[WHAT YOU NEED TO DO] In the following material, identify every line holding the string "name" and return it.
* begin TASK MATERIAL *
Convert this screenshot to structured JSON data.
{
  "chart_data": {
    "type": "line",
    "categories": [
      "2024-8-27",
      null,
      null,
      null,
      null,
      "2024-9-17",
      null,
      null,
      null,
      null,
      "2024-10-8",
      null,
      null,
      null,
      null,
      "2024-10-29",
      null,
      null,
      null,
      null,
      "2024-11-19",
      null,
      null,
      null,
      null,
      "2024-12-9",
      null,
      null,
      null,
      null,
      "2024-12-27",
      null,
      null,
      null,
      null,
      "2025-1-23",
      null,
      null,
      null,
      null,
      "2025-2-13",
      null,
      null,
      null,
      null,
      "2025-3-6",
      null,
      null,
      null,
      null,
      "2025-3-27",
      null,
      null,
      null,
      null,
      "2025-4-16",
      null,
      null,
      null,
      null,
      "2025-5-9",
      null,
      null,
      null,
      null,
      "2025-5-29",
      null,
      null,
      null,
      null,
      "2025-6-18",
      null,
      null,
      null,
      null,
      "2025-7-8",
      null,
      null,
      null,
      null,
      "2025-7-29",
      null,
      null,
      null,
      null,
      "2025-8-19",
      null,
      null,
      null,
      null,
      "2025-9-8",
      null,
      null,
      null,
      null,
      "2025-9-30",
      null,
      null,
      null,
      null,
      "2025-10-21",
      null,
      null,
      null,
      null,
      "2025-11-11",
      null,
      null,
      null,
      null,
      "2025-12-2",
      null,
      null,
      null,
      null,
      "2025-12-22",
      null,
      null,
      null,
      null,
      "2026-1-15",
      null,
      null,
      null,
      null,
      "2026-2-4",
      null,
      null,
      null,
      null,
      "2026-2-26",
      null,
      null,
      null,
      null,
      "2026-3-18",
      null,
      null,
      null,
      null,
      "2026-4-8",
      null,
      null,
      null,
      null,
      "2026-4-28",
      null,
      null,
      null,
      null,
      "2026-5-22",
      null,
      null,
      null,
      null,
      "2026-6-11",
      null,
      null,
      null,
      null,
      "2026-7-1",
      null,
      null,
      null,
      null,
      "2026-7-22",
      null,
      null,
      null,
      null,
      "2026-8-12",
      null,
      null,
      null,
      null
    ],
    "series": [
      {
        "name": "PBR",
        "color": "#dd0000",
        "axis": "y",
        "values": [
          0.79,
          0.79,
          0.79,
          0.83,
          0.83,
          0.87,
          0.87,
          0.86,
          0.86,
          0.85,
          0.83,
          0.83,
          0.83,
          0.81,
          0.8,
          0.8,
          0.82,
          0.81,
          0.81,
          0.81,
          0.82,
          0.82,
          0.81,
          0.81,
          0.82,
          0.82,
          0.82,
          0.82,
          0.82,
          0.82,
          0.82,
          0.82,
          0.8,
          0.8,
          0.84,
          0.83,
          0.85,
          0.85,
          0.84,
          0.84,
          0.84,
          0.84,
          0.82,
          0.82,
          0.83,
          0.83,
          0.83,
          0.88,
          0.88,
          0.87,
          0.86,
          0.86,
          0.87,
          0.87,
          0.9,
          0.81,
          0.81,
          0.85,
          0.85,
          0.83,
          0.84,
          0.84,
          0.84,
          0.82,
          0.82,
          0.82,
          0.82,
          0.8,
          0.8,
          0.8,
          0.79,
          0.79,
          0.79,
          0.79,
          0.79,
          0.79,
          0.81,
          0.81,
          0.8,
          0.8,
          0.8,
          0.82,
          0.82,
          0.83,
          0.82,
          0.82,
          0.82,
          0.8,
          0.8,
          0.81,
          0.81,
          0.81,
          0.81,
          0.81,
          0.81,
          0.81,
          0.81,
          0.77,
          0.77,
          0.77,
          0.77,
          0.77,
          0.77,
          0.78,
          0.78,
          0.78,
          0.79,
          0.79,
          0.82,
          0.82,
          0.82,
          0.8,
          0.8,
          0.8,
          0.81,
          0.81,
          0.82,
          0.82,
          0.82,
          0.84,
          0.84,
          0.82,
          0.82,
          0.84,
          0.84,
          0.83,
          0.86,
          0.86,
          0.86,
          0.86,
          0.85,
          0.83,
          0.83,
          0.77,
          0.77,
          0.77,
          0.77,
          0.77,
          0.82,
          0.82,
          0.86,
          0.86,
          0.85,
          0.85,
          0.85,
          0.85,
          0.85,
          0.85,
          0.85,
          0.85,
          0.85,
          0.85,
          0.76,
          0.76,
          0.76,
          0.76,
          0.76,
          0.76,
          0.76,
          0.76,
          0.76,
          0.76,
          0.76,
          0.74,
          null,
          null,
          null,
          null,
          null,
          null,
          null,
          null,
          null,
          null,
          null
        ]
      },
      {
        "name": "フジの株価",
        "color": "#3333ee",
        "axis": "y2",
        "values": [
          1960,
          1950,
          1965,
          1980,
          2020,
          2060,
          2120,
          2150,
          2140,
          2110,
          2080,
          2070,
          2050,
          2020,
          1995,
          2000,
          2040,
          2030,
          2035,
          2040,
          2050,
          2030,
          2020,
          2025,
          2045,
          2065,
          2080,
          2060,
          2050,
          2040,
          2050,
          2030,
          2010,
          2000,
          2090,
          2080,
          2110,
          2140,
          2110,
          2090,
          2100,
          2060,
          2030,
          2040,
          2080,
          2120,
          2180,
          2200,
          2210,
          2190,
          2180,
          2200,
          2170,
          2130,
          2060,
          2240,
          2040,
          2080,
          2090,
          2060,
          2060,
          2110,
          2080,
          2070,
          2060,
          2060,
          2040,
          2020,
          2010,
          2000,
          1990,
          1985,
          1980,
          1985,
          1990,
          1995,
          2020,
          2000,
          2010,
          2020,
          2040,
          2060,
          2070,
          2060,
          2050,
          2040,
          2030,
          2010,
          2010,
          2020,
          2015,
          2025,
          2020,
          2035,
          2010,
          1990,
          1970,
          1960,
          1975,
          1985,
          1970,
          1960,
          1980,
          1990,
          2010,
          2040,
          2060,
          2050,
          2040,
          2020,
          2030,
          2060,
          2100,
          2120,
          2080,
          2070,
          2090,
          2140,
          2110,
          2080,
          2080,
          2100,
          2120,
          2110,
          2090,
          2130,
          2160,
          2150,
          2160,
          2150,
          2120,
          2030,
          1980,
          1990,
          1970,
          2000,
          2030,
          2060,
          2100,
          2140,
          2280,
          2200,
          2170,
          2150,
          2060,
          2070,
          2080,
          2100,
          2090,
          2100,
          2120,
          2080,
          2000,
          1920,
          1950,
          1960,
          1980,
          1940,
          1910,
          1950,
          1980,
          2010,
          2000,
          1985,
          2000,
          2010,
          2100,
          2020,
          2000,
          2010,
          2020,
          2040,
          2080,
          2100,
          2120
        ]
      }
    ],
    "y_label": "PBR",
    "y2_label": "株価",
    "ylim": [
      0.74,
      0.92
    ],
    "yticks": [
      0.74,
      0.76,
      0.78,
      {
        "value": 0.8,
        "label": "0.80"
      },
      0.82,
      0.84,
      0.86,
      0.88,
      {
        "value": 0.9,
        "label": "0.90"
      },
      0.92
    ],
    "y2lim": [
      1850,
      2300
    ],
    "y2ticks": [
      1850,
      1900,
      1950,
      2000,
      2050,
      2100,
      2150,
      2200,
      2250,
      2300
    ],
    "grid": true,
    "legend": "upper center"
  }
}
* end TASK MATERIAL *
* begin TASK MATERIAL *
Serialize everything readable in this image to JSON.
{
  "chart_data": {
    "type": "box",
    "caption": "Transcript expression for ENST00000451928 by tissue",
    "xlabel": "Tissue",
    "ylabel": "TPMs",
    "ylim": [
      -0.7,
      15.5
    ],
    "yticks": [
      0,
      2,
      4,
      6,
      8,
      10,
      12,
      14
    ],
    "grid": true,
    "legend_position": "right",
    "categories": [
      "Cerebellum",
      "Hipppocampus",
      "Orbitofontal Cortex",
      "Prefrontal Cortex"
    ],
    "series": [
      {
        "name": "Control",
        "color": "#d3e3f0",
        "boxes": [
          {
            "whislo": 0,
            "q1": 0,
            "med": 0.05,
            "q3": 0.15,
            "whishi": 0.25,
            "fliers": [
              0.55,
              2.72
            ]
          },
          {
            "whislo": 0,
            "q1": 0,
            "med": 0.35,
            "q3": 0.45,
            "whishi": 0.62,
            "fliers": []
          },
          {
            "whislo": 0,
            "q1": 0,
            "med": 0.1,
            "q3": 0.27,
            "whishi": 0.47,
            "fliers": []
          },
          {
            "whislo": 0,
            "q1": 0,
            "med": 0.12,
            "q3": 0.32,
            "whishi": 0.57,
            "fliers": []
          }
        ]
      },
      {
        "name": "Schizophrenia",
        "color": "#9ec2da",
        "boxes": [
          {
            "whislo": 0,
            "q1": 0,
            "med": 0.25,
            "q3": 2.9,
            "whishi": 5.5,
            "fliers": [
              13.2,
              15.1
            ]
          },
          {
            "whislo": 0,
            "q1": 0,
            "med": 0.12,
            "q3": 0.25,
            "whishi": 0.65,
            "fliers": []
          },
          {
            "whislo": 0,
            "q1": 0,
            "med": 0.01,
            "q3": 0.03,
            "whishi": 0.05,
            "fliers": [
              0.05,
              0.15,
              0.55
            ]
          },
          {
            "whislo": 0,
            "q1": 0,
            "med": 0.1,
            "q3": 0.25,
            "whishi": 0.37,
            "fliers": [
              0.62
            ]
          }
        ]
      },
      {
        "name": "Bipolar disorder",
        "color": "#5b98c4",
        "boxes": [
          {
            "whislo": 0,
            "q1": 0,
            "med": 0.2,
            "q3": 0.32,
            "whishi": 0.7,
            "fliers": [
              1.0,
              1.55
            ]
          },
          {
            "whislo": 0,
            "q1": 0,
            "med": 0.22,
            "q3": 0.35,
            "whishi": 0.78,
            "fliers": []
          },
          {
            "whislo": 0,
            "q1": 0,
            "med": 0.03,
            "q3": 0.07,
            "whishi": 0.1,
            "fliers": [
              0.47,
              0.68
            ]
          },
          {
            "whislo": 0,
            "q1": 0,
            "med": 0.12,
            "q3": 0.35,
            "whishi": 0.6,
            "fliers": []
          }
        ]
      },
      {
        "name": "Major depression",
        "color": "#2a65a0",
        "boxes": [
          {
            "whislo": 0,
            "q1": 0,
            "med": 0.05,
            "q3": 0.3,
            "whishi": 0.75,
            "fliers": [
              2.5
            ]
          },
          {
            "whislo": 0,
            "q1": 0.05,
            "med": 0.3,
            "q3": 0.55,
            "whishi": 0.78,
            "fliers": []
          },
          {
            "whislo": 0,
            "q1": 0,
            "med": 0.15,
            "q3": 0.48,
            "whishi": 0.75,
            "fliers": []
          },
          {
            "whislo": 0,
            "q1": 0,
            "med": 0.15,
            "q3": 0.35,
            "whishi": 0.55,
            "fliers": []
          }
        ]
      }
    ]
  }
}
* end TASK MATERIAL *
* begin TASK MATERIAL *
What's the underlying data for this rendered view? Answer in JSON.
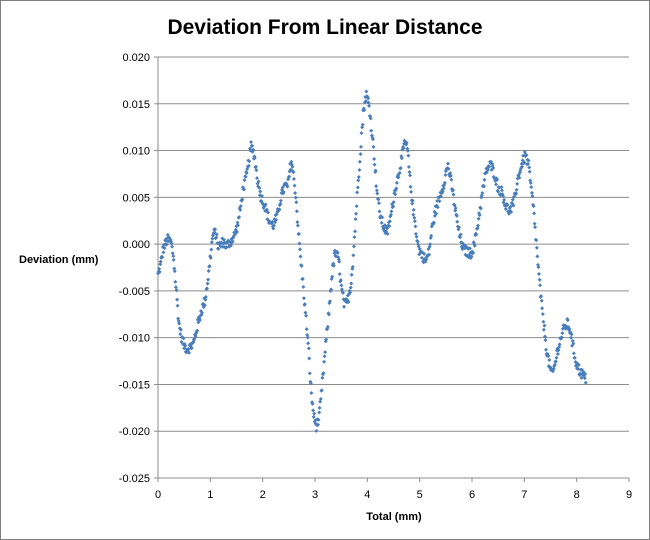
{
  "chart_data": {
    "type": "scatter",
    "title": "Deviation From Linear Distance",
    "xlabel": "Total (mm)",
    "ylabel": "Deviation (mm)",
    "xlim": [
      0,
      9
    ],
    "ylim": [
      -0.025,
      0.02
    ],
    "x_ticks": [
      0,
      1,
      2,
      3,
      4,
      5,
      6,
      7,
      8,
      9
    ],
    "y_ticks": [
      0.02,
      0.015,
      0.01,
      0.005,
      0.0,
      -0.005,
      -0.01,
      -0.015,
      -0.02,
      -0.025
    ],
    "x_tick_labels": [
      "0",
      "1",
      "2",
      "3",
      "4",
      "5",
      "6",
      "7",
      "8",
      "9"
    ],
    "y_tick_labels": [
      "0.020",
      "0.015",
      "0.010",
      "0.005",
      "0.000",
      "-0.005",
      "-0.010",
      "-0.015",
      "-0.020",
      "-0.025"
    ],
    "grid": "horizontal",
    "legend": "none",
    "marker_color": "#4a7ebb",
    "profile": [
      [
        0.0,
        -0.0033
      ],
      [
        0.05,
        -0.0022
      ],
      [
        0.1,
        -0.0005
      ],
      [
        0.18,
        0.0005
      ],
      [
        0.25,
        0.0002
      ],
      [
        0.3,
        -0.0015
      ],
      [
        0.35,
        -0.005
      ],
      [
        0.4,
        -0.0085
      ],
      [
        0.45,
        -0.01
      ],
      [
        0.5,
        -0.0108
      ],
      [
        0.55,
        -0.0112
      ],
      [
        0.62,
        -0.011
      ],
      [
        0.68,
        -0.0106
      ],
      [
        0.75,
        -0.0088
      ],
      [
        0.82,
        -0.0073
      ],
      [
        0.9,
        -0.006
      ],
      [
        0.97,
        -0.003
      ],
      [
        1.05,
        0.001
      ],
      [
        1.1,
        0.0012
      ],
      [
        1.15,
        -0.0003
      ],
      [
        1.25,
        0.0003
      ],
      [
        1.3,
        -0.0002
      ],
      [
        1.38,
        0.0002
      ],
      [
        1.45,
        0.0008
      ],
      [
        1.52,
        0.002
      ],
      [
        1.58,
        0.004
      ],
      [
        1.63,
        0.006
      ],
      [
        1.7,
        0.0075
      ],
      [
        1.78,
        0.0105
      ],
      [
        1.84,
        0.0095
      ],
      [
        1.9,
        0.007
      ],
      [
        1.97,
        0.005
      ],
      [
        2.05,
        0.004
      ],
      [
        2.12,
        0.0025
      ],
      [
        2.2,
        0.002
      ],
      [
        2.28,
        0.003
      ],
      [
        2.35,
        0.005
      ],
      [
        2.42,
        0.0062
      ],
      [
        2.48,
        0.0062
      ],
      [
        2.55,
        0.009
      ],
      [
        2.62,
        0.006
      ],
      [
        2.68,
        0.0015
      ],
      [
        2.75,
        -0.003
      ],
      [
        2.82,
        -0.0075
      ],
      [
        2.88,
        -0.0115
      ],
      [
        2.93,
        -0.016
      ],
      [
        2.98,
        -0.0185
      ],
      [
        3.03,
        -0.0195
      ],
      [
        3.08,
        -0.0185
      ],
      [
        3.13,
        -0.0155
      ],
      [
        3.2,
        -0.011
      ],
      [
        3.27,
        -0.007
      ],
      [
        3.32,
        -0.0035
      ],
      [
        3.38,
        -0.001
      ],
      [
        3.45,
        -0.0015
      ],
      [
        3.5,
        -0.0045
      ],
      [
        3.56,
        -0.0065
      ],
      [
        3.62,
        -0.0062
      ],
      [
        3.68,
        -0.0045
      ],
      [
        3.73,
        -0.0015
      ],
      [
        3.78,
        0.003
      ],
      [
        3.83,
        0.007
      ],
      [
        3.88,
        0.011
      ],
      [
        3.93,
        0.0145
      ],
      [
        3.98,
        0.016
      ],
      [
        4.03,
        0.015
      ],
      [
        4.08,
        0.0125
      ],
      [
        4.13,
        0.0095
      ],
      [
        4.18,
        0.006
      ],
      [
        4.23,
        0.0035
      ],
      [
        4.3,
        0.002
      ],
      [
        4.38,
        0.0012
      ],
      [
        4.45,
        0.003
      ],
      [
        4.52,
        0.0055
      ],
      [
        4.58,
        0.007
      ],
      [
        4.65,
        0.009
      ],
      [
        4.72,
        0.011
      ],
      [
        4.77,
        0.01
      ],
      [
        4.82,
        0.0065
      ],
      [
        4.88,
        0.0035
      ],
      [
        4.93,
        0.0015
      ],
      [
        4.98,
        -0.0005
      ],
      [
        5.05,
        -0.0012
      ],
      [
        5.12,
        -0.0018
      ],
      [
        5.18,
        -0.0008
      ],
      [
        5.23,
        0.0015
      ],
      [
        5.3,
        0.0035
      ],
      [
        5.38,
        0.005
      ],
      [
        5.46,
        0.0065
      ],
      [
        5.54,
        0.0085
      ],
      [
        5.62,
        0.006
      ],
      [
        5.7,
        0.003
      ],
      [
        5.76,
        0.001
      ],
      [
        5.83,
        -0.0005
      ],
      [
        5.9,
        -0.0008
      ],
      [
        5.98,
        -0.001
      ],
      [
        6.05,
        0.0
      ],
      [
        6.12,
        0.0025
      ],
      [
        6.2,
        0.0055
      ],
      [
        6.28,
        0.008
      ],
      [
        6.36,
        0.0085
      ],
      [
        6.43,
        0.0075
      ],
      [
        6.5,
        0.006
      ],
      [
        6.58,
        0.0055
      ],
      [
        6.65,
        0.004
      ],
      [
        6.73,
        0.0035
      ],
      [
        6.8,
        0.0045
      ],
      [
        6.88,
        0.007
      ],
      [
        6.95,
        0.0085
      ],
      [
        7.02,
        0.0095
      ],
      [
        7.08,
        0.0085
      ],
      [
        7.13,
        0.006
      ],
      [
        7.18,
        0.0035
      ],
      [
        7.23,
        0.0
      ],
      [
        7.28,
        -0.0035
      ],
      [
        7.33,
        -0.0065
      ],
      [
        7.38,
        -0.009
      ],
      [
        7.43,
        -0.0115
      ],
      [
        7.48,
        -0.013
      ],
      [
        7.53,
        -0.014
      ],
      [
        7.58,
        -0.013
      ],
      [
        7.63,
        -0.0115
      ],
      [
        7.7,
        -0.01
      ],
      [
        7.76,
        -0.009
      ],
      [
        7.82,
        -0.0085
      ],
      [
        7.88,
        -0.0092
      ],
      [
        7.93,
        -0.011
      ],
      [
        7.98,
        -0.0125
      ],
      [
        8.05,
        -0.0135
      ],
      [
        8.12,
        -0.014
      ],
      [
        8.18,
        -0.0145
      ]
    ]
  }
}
* end TASK MATERIAL *
[RESPONSE TO THIS EXERCISE]
        "name": "PBR",
        "name": "フジの株価",
        "name": "Control",
        "name": "Schizophrenia",
        "name": "Bipolar disorder",
        "name": "Major depression",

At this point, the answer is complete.